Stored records
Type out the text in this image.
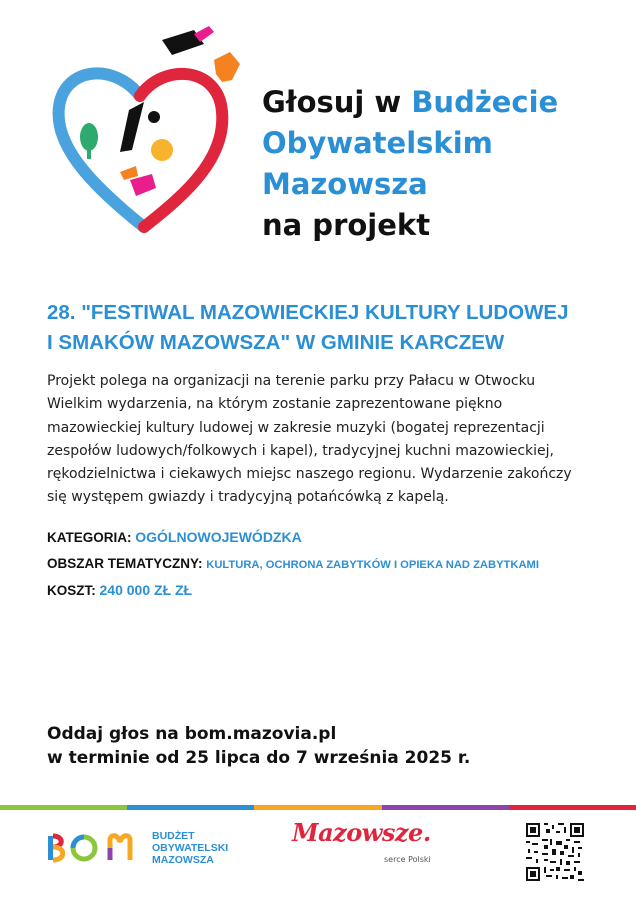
Głosuj w Budżecie
Obywatelskim
Mazowsza
na projekt
28. "FESTIWAL MAZOWIECKIEJ KULTURY LUDOWEJ
I SMAKÓW MAZOWSZA" W GMINIE KARCZEW

Projekt polega na organizacji na terenie parku przy Pałacu w Otwocku Wielkim wydarzenia, na którym zostanie zaprezentowane piękno mazowieckiej kultury ludowej w zakresie muzyki (bogatej reprezentacji zespołów ludowych/folkowych i kapel), tradycyjnej kuchni mazowieckiej, rękodzielnictwa i ciekawych miejsc naszego regionu. Wydarzenie zakończy się występem gwiazdy i tradycyjną potańcówką z kapelą.

KATEGORIA: OGÓLNOWOJEWÓDZKA
OBSZAR TEMATYCZNY: KULTURA, OCHRONA ZABYTKÓW I OPIEKA NAD ZABYTKAMI
KOSZT: 240 000 ZŁ ZŁ
Oddaj głos na bom.mazovia.pl
w terminie od 25 lipca do 7 września 2025 r.
BUDŻET
OBYWATELSKI
MAZOWSZA
Mazowsze.
serce Polski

» **TASK PROMPT**:
Write the entries above out in full, exactly, with no images.

» **REPLY**:
Type out the text in this image.
Głosuj w Budżecie
Obywatelskim
Mazowsza
na projekt
28. "FESTIWAL MAZOWIECKIEJ KULTURY LUDOWEJ
I SMAKÓW MAZOWSZA" W GMINIE KARCZEW

Projekt polega na organizacji na terenie parku przy Pałacu w Otwocku Wielkim wydarzenia, na którym zostanie zaprezentowane piękno mazowieckiej kultury ludowej w zakresie muzyki (bogatej reprezentacji zespołów ludowych/folkowych i kapel), tradycyjnej kuchni mazowieckiej, rękodzielnictwa i ciekawych miejsc naszego regionu. Wydarzenie zakończy się występem gwiazdy i tradycyjną potańcówką z kapelą.

KATEGORIA: OGÓLNOWOJEWÓDZKA
OBSZAR TEMATYCZNY: KULTURA, OCHRONA ZABYTKÓW I OPIEKA NAD ZABYTKAMI
KOSZT: 240 000 ZŁ ZŁ
Oddaj głos na bom.mazovia.pl
w terminie od 25 lipca do 7 września 2025 r.
BUDŻET
OBYWATELSKI
MAZOWSZA
Mazowsze.
serce Polski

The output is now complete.